--- BEGIN Supplied entries ---
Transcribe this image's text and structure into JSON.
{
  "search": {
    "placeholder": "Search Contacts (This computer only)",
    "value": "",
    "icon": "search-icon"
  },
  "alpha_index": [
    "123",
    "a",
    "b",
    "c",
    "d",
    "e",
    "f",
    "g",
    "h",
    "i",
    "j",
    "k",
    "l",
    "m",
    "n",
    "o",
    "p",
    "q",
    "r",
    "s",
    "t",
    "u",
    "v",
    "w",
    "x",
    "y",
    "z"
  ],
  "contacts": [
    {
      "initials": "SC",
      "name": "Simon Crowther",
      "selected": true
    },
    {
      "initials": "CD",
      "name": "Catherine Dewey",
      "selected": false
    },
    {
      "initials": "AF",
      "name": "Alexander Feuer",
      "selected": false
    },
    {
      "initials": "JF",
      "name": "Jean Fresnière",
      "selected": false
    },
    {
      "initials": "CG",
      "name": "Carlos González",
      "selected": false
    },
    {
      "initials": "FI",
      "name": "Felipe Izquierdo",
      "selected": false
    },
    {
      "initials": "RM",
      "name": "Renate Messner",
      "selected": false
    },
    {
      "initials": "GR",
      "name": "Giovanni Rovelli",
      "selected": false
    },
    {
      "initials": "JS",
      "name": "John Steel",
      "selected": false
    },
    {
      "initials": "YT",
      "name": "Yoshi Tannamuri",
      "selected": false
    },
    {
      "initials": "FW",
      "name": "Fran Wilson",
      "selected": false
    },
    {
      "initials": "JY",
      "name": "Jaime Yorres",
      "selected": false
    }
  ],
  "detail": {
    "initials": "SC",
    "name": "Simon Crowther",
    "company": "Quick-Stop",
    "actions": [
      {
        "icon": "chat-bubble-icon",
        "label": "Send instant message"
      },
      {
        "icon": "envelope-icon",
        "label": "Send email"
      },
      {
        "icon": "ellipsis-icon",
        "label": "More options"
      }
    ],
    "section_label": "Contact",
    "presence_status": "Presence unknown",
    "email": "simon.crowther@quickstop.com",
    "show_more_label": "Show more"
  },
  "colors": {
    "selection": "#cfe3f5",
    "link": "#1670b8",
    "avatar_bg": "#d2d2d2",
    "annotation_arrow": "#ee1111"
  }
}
--- END Supplied entries ---
• **Exercise details**: Write the listing out again, exactly as it reads.

• **Worked solution**:
Transcribe this image's text and structure into JSON.
{
  "search": {
    "placeholder": "Search Contacts (This computer only)",
    "value": "",
    "icon": "search-icon"
  },
  "alpha_index": [
    "123",
    "a",
    "b",
    "c",
    "d",
    "e",
    "f",
    "g",
    "h",
    "i",
    "j",
    "k",
    "l",
    "m",
    "n",
    "o",
    "p",
    "q",
    "r",
    "s",
    "t",
    "u",
    "v",
    "w",
    "x",
    "y",
    "z"
  ],
  "contacts": [
    {
      "initials": "SC",
      "name": "Simon Crowther",
      "selected": true
    },
    {
      "initials": "CD",
      "name": "Catherine Dewey",
      "selected": false
    },
    {
      "initials": "AF",
      "name": "Alexander Feuer",
      "selected": false
    },
    {
      "initials": "JF",
      "name": "Jean Fresnière",
      "selected": false
    },
    {
      "initials": "CG",
      "name": "Carlos González",
      "selected": false
    },
    {
      "initials": "FI",
      "name": "Felipe Izquierdo",
      "selected": false
    },
    {
      "initials": "RM",
      "name": "Renate Messner",
      "selected": false
    },
    {
      "initials": "GR",
      "name": "Giovanni Rovelli",
      "selected": false
    },
    {
      "initials": "JS",
      "name": "John Steel",
      "selected": false
    },
    {
      "initials": "YT",
      "name": "Yoshi Tannamuri",
      "selected": false
    },
    {
      "initials": "FW",
      "name": "Fran Wilson",
      "selected": false
    },
    {
      "initials": "JY",
      "name": "Jaime Yorres",
      "selected": false
    }
  ],
  "detail": {
    "initials": "SC",
    "name": "Simon Crowther",
    "company": "Quick-Stop",
    "actions": [
      {
        "icon": "chat-bubble-icon",
        "label": "Send instant message"
      },
      {
        "icon": "envelope-icon",
        "label": "Send email"
      },
      {
        "icon": "ellipsis-icon",
        "label": "More options"
      }
    ],
    "section_label": "Contact",
    "presence_status": "Presence unknown",
    "email": "simon.crowther@quickstop.com",
    "show_more_label": "Show more"
  },
  "colors": {
    "selection": "#cfe3f5",
    "link": "#1670b8",
    "avatar_bg": "#d2d2d2",
    "annotation_arrow": "#ee1111"
  }
}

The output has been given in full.